**ASSIGNMENT**
Pull each line containing "page" from the data.

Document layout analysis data
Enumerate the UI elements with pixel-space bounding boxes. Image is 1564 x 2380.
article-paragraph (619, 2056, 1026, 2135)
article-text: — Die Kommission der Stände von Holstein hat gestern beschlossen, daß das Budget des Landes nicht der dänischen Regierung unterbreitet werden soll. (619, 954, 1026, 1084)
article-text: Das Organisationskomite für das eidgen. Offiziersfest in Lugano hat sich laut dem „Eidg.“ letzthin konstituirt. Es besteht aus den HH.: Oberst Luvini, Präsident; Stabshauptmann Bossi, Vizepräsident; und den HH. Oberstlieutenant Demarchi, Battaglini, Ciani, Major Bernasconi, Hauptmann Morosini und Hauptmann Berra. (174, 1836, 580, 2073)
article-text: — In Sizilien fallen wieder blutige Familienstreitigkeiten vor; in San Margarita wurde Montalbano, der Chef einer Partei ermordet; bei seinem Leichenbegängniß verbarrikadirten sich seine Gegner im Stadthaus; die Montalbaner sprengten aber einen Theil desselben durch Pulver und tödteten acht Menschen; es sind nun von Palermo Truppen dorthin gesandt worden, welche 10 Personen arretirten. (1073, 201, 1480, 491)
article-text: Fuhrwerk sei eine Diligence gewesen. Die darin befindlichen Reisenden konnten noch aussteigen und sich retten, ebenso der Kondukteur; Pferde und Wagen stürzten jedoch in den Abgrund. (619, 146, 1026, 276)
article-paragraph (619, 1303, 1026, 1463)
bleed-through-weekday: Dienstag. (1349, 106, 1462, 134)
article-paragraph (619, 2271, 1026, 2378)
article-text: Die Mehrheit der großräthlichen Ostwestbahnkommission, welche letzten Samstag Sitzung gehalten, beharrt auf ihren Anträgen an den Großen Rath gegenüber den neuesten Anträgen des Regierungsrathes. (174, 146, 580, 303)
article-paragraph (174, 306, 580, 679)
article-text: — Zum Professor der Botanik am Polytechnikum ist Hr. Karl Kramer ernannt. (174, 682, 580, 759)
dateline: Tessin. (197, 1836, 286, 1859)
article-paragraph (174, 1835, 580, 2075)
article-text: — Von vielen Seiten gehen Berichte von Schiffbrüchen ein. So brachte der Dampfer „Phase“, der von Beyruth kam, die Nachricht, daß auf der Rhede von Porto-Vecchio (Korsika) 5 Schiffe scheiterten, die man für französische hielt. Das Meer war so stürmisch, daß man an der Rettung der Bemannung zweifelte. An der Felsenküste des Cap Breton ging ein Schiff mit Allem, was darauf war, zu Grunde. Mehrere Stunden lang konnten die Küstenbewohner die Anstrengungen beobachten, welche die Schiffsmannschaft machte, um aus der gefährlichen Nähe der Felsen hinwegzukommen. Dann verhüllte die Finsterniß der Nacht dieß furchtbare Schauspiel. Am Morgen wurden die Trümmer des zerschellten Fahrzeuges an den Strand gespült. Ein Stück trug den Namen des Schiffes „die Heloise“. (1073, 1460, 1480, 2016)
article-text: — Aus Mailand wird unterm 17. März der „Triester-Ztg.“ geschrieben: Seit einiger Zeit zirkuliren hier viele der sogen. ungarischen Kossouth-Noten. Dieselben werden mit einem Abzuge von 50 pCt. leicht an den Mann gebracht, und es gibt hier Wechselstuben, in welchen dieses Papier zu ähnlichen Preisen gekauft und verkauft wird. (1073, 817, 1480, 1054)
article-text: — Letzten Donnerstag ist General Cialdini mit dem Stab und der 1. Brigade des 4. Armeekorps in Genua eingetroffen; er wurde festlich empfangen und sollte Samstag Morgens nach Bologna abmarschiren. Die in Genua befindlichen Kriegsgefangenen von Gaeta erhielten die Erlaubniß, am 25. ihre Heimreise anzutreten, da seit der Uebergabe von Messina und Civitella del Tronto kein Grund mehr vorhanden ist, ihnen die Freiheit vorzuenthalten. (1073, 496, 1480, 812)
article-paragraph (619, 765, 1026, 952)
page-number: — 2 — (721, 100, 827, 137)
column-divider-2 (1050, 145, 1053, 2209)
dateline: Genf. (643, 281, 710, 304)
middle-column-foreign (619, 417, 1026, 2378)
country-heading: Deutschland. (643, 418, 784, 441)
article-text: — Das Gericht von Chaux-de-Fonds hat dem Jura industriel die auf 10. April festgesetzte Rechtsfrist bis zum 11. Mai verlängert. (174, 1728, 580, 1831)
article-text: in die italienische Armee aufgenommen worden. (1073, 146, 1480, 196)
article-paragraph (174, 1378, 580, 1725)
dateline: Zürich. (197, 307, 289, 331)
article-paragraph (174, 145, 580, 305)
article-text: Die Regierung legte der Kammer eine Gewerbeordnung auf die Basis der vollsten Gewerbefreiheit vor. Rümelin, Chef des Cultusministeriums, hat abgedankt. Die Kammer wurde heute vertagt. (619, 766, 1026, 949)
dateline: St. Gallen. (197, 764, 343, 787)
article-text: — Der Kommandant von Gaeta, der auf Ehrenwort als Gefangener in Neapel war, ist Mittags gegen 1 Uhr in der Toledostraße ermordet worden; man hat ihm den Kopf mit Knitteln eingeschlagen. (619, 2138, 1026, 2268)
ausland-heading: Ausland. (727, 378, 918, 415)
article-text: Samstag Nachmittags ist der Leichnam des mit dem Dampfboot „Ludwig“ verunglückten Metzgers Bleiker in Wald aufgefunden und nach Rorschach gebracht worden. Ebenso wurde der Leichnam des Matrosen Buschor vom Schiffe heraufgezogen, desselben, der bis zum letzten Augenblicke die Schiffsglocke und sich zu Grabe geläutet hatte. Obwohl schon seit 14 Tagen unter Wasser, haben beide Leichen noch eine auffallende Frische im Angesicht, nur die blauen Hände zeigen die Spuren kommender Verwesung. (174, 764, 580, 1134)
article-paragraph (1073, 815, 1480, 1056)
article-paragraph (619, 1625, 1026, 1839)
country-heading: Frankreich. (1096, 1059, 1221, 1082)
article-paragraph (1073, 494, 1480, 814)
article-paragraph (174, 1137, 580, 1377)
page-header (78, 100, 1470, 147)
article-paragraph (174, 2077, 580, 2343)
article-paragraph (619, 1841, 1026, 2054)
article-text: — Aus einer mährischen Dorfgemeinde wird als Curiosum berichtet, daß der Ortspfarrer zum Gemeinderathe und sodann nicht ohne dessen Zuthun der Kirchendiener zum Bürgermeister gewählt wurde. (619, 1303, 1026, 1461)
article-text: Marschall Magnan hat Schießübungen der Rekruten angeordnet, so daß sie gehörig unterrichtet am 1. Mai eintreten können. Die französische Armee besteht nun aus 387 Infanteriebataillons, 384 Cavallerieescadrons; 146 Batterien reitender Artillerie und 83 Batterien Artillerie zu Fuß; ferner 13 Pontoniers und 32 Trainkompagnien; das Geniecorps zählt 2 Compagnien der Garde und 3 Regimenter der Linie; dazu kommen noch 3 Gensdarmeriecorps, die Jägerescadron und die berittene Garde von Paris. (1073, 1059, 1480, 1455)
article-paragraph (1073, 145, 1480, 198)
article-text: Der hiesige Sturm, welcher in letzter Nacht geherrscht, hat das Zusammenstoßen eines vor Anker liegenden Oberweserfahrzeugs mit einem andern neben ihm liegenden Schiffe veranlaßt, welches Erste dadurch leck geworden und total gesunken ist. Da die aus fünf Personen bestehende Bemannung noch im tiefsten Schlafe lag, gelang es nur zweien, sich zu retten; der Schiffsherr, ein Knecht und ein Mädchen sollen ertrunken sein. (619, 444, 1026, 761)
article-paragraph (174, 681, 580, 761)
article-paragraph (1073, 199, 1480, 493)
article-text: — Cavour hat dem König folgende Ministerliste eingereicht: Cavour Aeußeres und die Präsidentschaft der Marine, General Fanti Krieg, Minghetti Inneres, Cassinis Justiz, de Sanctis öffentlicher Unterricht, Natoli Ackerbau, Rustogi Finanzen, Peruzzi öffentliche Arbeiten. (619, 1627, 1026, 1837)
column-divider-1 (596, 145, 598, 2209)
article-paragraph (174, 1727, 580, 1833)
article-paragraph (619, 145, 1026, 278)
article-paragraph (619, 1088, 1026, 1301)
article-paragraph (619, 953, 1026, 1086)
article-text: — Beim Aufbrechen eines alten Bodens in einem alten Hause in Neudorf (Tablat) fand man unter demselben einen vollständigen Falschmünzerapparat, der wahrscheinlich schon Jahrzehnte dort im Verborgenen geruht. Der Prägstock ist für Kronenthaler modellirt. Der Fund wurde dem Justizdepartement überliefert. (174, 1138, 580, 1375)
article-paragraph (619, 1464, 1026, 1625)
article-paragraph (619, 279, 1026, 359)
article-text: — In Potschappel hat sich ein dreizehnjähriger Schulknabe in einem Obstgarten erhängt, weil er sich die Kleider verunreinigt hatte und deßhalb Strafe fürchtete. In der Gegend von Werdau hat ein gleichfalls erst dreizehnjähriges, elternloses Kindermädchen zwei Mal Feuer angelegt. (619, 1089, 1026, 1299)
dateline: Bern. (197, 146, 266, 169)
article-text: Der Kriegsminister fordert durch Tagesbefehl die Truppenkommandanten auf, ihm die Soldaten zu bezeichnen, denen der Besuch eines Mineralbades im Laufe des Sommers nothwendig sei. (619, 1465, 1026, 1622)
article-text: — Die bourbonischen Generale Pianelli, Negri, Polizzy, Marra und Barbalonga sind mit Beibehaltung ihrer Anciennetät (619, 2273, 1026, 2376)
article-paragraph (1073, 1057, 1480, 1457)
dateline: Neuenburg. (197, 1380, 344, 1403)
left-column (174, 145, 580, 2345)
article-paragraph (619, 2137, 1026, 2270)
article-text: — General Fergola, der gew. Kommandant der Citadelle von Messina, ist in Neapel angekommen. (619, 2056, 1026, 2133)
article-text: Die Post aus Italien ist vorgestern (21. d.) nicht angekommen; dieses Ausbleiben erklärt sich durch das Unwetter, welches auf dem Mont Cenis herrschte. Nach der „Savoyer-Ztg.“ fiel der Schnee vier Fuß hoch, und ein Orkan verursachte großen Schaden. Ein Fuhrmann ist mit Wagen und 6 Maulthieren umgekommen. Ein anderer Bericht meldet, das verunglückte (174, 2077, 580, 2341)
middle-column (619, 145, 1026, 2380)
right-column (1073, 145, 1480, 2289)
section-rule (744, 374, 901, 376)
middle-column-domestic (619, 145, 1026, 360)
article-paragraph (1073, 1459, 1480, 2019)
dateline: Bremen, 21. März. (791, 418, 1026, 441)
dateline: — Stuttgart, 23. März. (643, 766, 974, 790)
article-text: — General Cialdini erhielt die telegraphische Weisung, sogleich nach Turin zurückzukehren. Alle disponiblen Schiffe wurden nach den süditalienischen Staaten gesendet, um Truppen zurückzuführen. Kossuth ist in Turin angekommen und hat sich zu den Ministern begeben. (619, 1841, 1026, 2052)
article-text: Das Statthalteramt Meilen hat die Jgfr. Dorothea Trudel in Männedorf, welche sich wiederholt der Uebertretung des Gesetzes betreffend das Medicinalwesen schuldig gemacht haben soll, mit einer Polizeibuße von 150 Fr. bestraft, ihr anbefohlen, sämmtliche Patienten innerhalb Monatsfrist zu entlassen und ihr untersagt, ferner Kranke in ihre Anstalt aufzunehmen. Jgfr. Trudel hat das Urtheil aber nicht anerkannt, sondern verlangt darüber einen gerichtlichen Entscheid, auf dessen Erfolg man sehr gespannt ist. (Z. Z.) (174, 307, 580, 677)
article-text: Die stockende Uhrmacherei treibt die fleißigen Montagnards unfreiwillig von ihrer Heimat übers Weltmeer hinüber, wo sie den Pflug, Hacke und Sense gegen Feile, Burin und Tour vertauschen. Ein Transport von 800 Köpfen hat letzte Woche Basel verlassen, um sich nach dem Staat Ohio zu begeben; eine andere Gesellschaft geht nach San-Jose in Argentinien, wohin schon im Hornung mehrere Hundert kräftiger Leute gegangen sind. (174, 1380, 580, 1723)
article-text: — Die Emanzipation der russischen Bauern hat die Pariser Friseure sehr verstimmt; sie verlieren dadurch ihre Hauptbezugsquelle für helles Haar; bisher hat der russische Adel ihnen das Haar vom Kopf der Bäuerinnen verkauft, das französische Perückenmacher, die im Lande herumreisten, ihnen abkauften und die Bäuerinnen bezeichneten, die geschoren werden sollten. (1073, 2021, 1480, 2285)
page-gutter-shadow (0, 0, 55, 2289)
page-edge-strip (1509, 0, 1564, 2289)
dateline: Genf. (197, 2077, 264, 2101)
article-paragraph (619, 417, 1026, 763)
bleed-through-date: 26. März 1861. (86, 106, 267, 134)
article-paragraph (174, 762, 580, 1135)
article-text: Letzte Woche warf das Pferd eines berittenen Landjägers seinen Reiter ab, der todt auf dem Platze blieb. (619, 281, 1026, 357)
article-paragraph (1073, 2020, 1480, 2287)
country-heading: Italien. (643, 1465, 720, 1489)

**ANSWER TO THIS EXERCISE**
page-number: — 2 — (721, 100, 827, 137)
page-header (78, 100, 1470, 147)
page-gutter-shadow (0, 0, 55, 2289)
page-edge-strip (1509, 0, 1564, 2289)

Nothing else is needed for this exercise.